● Sayfa Metni:
^^^^

Arkaya kalan bu muhacirler,
muhtemelen sonuna kadar Rus işgaline direnen kahraman Of, Sürmene, Araklı,
Çaykara halkı olmalıdır.
Trabzon’un işgalinden bir gün
sonra 19 Nisan 1916 günü Rus torpidoları Vakfikebir’i bombalamış, üç muhacir
şehit olmuştur.
Aynı gün, Trabzon’dan gelip
batıya doğru giden bir muhacir kafilesi Vakfikebir sınırında bulunurken, Rus deniz topçusunun üzerlerine açtığı ateş
sonucu 182 muhacir feci şekilde şehit olmuştur. Kim bilir belki de “Çavuşlu’ya
geldiğinde kopan kıyamet” bu kıyamettir?
O kara günlerde o kadar çok yerde “kıyamet kopmuştur” ki bu kıyamet
hangi kıyamettir bilinmez.
Trabzon halkı işte böyle
felaketlerle boğuşa boğuşa batıya doğru ilerlemişti.
Sahilden Giresun, Ordu, Samsun,
Sinop hatta gücü yetenler İstanbul’a ulaşırken;
karadan gidenler, Merzifon, Çorum, Konya ve Ankara’ya kadar
yayılmışlardı.
Gittikleri yerde de, yollarda çektiklerine benze sıkıntılarla
karşılaşmışlardı. Açlık, yoksulluk, soğuk, salgın hastalıklar, itilip
kakılma…
Trabzon muhacirleri, felaketin
her türlüsüne göğüs gererek muhaceret döneminde ayakta kalma mücadelesi
veriyordu. Muhacirliği gelip geçecek bir süreç olarak kabul ediyor, bir gün
evine toprağına dönebileceğine olan inancını kaybetmiyorlardı.

^^^^

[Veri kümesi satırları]
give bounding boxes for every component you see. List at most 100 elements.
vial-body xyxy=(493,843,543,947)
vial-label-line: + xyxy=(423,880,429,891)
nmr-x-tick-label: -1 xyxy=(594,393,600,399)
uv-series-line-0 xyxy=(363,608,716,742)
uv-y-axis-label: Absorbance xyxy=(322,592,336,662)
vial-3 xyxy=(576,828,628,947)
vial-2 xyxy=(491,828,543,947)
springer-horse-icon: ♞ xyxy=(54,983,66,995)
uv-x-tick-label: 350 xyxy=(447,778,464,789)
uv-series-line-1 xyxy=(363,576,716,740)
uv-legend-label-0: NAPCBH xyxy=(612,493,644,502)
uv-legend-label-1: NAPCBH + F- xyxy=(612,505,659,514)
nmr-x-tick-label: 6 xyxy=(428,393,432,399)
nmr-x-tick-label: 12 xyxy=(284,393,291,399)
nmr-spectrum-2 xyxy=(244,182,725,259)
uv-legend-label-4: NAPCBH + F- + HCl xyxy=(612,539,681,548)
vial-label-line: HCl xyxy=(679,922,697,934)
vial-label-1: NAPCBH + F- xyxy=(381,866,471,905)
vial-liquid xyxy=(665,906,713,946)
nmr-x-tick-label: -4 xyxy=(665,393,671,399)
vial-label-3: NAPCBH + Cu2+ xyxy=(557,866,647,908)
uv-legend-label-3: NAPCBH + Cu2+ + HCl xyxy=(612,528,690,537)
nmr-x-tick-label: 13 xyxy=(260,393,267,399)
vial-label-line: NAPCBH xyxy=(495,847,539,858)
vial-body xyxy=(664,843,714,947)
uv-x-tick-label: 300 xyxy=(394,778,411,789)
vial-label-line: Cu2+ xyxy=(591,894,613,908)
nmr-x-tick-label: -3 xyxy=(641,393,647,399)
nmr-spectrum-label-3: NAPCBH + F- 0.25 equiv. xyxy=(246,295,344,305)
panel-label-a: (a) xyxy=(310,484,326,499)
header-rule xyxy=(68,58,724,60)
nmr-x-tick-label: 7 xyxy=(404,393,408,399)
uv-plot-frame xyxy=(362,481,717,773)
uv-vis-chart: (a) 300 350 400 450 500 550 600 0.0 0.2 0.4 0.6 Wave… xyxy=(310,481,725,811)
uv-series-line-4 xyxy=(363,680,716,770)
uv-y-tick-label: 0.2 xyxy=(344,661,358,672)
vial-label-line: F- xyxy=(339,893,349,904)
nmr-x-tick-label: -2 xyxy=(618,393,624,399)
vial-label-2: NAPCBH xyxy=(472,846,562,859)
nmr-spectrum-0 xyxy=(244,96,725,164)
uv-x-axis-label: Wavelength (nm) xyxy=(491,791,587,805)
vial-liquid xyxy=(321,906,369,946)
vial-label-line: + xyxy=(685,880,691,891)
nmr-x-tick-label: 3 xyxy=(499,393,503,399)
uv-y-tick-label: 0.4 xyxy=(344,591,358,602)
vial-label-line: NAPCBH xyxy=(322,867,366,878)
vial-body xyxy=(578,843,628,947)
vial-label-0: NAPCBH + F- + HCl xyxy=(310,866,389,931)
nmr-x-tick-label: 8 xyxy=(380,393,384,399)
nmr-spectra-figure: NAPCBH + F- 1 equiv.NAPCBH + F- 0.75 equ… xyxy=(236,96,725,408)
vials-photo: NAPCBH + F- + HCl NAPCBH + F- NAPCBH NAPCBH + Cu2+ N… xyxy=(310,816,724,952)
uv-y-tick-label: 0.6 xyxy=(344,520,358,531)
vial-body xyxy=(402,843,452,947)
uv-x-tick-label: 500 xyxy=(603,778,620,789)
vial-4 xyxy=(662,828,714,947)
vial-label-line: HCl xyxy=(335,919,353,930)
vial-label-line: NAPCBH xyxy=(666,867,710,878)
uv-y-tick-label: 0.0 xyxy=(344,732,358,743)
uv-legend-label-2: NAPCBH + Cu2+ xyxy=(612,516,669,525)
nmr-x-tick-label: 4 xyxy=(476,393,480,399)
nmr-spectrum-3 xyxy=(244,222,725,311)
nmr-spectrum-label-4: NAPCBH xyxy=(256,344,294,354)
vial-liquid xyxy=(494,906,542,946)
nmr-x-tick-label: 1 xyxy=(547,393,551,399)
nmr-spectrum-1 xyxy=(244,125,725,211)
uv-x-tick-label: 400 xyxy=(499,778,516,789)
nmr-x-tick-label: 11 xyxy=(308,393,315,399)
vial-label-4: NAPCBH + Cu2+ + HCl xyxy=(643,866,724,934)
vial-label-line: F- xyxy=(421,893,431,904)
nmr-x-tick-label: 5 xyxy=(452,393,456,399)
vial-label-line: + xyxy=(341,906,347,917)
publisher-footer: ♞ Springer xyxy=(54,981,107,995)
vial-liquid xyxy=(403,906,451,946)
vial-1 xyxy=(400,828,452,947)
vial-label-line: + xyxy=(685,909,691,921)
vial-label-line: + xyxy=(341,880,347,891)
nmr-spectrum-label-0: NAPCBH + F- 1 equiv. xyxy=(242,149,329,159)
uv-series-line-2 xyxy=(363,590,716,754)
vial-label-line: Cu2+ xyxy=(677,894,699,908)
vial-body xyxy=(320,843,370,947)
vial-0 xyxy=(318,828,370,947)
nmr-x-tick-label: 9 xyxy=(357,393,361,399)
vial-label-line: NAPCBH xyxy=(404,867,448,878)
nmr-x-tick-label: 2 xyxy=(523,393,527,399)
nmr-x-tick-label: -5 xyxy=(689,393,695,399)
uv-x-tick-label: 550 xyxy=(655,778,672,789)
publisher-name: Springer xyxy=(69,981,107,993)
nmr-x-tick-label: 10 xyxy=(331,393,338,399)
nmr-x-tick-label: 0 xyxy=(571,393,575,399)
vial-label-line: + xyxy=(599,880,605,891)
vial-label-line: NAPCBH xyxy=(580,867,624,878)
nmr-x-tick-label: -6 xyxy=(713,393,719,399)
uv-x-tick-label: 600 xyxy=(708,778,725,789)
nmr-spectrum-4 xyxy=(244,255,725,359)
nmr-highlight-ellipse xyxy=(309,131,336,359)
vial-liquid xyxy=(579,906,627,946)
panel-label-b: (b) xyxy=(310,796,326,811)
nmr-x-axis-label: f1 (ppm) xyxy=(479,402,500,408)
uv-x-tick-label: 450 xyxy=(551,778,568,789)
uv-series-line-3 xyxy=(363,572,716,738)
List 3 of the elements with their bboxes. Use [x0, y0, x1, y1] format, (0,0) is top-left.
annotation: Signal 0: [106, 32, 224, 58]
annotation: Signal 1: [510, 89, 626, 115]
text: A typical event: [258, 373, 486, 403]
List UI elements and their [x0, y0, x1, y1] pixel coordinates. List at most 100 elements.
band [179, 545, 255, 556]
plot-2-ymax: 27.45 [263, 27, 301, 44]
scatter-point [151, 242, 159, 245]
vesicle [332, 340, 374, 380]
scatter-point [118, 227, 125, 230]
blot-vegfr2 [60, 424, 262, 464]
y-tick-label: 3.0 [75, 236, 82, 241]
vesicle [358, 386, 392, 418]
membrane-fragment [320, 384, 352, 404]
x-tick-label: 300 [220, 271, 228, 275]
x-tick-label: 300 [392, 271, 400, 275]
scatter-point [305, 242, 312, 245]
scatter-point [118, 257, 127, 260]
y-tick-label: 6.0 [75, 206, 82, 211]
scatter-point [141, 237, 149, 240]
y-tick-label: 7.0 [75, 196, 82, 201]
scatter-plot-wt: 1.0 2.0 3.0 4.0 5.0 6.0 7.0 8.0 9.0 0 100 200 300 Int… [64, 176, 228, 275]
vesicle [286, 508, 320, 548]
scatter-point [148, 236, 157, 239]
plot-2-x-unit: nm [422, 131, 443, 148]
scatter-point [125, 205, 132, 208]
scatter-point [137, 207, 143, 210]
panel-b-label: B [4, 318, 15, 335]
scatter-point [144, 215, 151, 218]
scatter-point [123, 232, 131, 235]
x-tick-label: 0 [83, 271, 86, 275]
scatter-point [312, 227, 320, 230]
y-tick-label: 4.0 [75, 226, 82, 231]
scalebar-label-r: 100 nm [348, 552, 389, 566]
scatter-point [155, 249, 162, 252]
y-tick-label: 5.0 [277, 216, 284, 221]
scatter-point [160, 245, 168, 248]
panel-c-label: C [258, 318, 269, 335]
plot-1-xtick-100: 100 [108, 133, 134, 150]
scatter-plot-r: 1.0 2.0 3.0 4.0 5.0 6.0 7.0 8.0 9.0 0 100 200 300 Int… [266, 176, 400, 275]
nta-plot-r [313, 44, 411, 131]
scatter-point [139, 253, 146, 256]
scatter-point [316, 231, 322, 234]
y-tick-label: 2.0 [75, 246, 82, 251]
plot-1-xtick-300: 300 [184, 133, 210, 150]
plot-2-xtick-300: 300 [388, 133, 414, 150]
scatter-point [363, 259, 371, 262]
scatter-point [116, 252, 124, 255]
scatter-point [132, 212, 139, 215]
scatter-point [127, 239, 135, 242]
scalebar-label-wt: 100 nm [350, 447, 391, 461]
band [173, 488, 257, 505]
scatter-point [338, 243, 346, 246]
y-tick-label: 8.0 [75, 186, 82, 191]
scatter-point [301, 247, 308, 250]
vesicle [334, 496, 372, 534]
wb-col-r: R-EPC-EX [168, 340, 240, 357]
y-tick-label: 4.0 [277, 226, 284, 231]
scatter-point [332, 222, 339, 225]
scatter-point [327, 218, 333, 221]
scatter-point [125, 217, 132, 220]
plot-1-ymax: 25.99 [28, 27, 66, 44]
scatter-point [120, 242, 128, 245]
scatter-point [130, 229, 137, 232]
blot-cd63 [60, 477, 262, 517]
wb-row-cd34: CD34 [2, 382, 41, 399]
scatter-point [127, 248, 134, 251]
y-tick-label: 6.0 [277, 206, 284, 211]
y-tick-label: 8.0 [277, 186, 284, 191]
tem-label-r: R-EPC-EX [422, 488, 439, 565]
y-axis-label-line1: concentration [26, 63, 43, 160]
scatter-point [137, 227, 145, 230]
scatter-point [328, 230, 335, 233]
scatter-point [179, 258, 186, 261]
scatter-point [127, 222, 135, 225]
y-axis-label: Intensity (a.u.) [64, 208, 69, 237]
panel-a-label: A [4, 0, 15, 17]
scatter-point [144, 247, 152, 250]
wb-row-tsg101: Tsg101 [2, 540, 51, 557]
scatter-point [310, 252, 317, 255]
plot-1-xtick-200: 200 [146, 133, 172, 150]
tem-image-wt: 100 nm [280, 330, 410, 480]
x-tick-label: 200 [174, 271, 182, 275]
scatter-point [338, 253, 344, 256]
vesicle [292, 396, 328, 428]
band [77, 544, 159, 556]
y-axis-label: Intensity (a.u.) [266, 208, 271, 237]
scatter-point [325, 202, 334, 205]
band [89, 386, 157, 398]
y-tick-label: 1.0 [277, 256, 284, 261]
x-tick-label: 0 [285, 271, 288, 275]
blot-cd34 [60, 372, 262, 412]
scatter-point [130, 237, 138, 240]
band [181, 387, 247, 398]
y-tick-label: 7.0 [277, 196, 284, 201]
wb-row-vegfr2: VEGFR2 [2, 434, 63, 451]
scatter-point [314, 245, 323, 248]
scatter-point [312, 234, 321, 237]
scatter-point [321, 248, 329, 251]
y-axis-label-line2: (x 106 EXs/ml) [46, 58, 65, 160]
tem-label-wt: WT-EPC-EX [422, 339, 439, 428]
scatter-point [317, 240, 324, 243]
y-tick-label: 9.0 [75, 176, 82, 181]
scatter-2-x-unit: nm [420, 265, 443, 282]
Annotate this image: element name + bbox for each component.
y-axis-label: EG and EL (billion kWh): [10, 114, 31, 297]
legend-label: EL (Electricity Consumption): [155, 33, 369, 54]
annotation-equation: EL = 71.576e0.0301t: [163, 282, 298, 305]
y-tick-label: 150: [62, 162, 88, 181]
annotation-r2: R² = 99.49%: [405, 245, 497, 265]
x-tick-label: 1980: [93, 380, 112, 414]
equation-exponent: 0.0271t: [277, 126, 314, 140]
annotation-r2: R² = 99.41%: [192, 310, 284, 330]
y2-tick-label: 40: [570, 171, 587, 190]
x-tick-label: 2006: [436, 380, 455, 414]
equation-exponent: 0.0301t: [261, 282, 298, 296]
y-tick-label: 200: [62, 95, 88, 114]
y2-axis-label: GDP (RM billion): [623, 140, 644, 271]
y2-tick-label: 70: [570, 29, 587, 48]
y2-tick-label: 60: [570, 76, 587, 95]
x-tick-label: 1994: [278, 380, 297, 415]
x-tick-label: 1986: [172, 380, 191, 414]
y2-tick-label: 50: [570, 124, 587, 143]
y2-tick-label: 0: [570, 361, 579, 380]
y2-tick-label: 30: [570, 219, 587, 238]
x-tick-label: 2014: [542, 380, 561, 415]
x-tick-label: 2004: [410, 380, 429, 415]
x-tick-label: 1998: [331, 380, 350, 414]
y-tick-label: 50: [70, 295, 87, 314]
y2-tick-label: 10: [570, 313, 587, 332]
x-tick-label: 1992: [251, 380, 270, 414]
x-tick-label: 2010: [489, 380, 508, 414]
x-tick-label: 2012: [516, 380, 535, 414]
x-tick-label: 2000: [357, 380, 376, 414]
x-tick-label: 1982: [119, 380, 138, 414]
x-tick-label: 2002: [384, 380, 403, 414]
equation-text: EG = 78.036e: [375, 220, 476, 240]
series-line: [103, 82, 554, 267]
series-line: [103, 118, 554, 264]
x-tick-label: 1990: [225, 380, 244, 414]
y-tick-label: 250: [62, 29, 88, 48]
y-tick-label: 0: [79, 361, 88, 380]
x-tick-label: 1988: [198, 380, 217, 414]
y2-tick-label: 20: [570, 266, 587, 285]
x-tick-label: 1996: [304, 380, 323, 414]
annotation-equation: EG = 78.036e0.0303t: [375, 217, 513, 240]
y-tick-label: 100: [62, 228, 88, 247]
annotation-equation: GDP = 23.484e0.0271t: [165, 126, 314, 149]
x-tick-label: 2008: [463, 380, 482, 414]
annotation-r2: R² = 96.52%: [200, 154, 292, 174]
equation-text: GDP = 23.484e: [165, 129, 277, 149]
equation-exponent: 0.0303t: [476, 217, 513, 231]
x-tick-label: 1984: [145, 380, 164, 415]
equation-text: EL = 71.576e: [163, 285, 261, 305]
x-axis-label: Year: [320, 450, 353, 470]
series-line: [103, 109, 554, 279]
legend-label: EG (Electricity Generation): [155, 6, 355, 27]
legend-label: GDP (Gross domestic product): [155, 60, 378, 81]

^^^^

● Görev Gereksinimleri:
1. Trabzon muhacirleri metnine göre aşağıdaki soruları yanıtlayın:
(a) Rus torpidoları Vakfikebir'i hangi tarihte bombalamıştır?
(b) Vakfikebir sınırında Rus deniz topçusunun açtığı ateş sonucu kaç muhacir şehit olmuştur?
(c) Karadan gidenler hangi yerlere kadar yayılmıştır?
2. Trabzon muhacirleri metninde "Trabzon halkı işte" ifadesiyle başlayıp "olan inancını kaybetmiyorlardı." ifadesine kadar süren bölümü birebir yeniden yazın.
Öğeler başka bir kaynaktan alınmıştır.

● Görev Çözümleri:
1.
(a) 19 Nisan 1916
(b) 182
(c) Merzifon, Çorum, Konya ve Ankara

2.
Trabzon halkı işte böyle
felaketlerle boğuşa boğuşa batıya doğru ilerlemişti.
Sahilden Giresun, Ordu, Samsun,
Sinop hatta gücü yetenler İstanbul’a ulaşırken;
karadan gidenler, Merzifon, Çorum, Konya ve Ankara’ya kadar
yayılmışlardı.
Gittikleri yerde de, yollarda çektiklerine benze sıkıntılarla
karşılaşmışlardı. Açlık, yoksulluk, soğuk, salgın hastalıklar, itilip
kakılma…
Trabzon muhacirleri, felaketin
her türlüsüne göğüs gererek muhaceret döneminde ayakta kalma mücadelesi
veriyordu. Muhacirliği gelip geçecek bir süreç olarak kabul ediyor, bir gün
evine toprağına dönebileceğine olan inancını kaybetmiyorlardı.